Records that describe figures
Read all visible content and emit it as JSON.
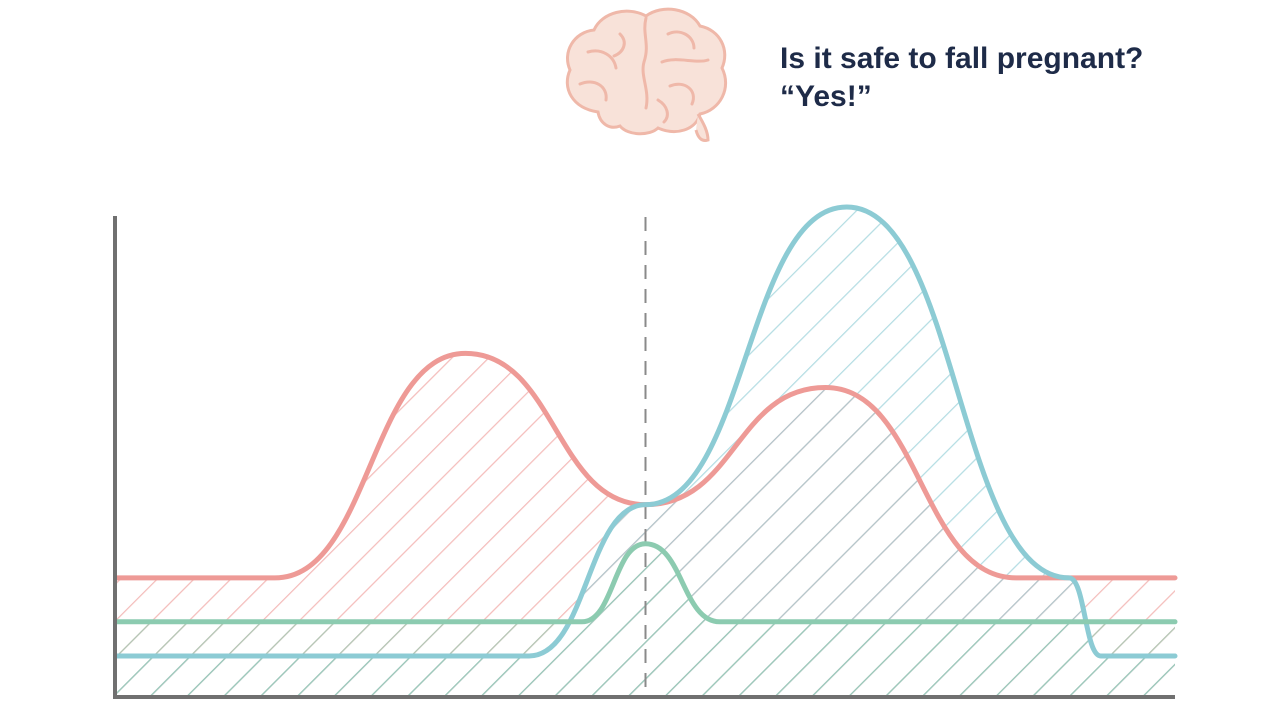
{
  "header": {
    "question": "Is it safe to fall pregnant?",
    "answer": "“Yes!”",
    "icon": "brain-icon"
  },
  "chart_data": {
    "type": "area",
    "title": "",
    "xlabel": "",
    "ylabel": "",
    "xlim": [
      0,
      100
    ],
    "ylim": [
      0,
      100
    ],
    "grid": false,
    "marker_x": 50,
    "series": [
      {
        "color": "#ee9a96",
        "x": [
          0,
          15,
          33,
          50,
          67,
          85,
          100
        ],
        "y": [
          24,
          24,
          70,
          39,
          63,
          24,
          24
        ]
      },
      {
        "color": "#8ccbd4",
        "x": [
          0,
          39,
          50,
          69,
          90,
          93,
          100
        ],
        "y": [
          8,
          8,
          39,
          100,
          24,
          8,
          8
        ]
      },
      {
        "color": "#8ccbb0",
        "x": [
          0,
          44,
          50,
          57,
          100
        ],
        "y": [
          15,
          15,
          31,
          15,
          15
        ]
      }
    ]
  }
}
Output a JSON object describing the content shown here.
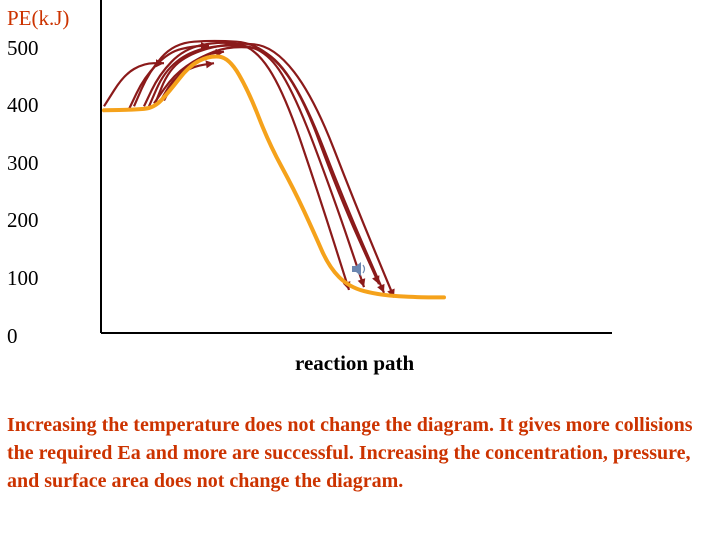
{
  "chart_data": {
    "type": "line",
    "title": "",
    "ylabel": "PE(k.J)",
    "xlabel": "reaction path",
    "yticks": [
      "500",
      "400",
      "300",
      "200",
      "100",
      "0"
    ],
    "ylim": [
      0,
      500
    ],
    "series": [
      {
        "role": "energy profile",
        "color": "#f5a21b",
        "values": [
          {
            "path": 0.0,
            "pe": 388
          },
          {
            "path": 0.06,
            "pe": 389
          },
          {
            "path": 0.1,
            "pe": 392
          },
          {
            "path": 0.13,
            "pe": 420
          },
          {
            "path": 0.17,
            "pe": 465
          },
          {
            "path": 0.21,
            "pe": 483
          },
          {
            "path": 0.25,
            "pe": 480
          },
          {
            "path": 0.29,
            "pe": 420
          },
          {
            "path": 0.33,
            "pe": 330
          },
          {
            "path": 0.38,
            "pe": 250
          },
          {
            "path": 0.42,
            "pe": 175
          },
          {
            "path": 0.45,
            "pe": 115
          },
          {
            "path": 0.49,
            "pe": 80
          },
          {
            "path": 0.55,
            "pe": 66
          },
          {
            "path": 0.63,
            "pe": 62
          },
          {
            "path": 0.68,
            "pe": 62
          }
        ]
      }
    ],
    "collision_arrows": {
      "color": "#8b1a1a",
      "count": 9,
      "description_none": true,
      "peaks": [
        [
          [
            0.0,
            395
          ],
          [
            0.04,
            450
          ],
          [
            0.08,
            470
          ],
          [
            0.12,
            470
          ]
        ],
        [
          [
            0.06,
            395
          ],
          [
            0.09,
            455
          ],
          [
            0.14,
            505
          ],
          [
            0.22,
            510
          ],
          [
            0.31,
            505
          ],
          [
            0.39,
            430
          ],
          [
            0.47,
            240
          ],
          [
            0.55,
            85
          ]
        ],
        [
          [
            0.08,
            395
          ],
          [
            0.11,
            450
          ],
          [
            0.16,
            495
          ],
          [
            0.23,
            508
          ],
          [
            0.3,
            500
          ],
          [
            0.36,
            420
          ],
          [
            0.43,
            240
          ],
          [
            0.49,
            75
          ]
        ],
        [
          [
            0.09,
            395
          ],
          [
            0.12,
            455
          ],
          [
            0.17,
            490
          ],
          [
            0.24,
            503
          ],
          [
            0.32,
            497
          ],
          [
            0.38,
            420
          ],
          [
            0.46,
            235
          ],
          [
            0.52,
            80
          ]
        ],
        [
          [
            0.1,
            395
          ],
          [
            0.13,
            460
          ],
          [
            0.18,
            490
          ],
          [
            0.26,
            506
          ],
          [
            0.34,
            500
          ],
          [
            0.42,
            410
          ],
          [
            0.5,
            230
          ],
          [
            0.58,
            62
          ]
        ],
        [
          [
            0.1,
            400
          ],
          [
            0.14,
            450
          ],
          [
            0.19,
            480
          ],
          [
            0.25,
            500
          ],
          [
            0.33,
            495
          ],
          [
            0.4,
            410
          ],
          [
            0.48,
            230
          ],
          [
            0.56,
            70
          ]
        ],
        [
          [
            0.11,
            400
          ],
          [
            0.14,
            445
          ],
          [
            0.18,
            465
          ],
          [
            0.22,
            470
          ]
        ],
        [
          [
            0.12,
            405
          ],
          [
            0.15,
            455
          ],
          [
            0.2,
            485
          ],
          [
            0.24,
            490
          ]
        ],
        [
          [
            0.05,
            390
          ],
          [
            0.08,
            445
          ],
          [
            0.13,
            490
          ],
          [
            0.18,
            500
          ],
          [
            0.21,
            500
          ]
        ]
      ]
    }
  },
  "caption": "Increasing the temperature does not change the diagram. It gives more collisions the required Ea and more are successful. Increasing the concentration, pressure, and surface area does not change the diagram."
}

Do this: Skip the images and write out the rest of the listing exactly.

Task output:
Read all visible content and emit it as JSON.
{
  "header": {
    "question": "Is it safe to fall pregnant?",
    "answer": "“Yes!”",
    "icon": "brain-icon"
  },
  "chart_data": {
    "type": "area",
    "title": "",
    "xlabel": "",
    "ylabel": "",
    "xlim": [
      0,
      100
    ],
    "ylim": [
      0,
      100
    ],
    "grid": false,
    "marker_x": 50,
    "series": [
      {
        "color": "#ee9a96",
        "x": [
          0,
          15,
          33,
          50,
          67,
          85,
          100
        ],
        "y": [
          24,
          24,
          70,
          39,
          63,
          24,
          24
        ]
      },
      {
        "color": "#8ccbd4",
        "x": [
          0,
          39,
          50,
          69,
          90,
          93,
          100
        ],
        "y": [
          8,
          8,
          39,
          100,
          24,
          8,
          8
        ]
      },
      {
        "color": "#8ccbb0",
        "x": [
          0,
          44,
          50,
          57,
          100
        ],
        "y": [
          15,
          15,
          31,
          15,
          15
        ]
      }
    ]
  }
}
Output a JSON object describing the content shown here.
{
  "chart_data": {
    "type": "line",
    "title": "",
    "ylabel": "PE(k.J)",
    "xlabel": "reaction path",
    "yticks": [
      "500",
      "400",
      "300",
      "200",
      "100",
      "0"
    ],
    "ylim": [
      0,
      500
    ],
    "series": [
      {
        "role": "energy profile",
        "color": "#f5a21b",
        "values": [
          {
            "path": 0.0,
            "pe": 388
          },
          {
            "path": 0.06,
            "pe": 389
          },
          {
            "path": 0.1,
            "pe": 392
          },
          {
            "path": 0.13,
            "pe": 420
          },
          {
            "path": 0.17,
            "pe": 465
          },
          {
            "path": 0.21,
            "pe": 483
          },
          {
            "path": 0.25,
            "pe": 480
          },
          {
            "path": 0.29,
            "pe": 420
          },
          {
            "path": 0.33,
            "pe": 330
          },
          {
            "path": 0.38,
            "pe": 250
          },
          {
            "path": 0.42,
            "pe": 175
          },
          {
            "path": 0.45,
            "pe": 115
          },
          {
            "path": 0.49,
            "pe": 80
          },
          {
            "path": 0.55,
            "pe": 66
          },
          {
            "path": 0.63,
            "pe": 62
          },
          {
            "path": 0.68,
            "pe": 62
          }
        ]
      }
    ],
    "collision_arrows": {
      "color": "#8b1a1a",
      "count": 9,
      "description_none": true,
      "peaks": [
        [
          [
            0.0,
            395
          ],
          [
            0.04,
            450
          ],
          [
            0.08,
            470
          ],
          [
            0.12,
            470
          ]
        ],
        [
          [
            0.06,
            395
          ],
          [
            0.09,
            455
          ],
          [
            0.14,
            505
          ],
          [
            0.22,
            510
          ],
          [
            0.31,
            505
          ],
          [
            0.39,
            430
          ],
          [
            0.47,
            240
          ],
          [
            0.55,
            85
          ]
        ],
        [
          [
            0.08,
            395
          ],
          [
            0.11,
            450
          ],
          [
            0.16,
            495
          ],
          [
            0.23,
            508
          ],
          [
            0.3,
            500
          ],
          [
            0.36,
            420
          ],
          [
            0.43,
            240
          ],
          [
            0.49,
            75
          ]
        ],
        [
          [
            0.09,
            395
          ],
          [
            0.12,
            455
          ],
          [
            0.17,
            490
          ],
          [
            0.24,
            503
          ],
          [
            0.32,
            497
          ],
          [
            0.38,
            420
          ],
          [
            0.46,
            235
          ],
          [
            0.52,
            80
          ]
        ],
        [
          [
            0.1,
            395
          ],
          [
            0.13,
            460
          ],
          [
            0.18,
            490
          ],
          [
            0.26,
            506
          ],
          [
            0.34,
            500
          ],
          [
            0.42,
            410
          ],
          [
            0.5,
            230
          ],
          [
            0.58,
            62
          ]
        ],
        [
          [
            0.1,
            400
          ],
          [
            0.14,
            450
          ],
          [
            0.19,
            480
          ],
          [
            0.25,
            500
          ],
          [
            0.33,
            495
          ],
          [
            0.4,
            410
          ],
          [
            0.48,
            230
          ],
          [
            0.56,
            70
          ]
        ],
        [
          [
            0.11,
            400
          ],
          [
            0.14,
            445
          ],
          [
            0.18,
            465
          ],
          [
            0.22,
            470
          ]
        ],
        [
          [
            0.12,
            405
          ],
          [
            0.15,
            455
          ],
          [
            0.2,
            485
          ],
          [
            0.24,
            490
          ]
        ],
        [
          [
            0.05,
            390
          ],
          [
            0.08,
            445
          ],
          [
            0.13,
            490
          ],
          [
            0.18,
            500
          ],
          [
            0.21,
            500
          ]
        ]
      ]
    }
  },
  "caption": "Increasing the temperature does not change the diagram. It gives more collisions the required Ea and more are successful. Increasing the concentration, pressure, and surface area does not change the diagram."
}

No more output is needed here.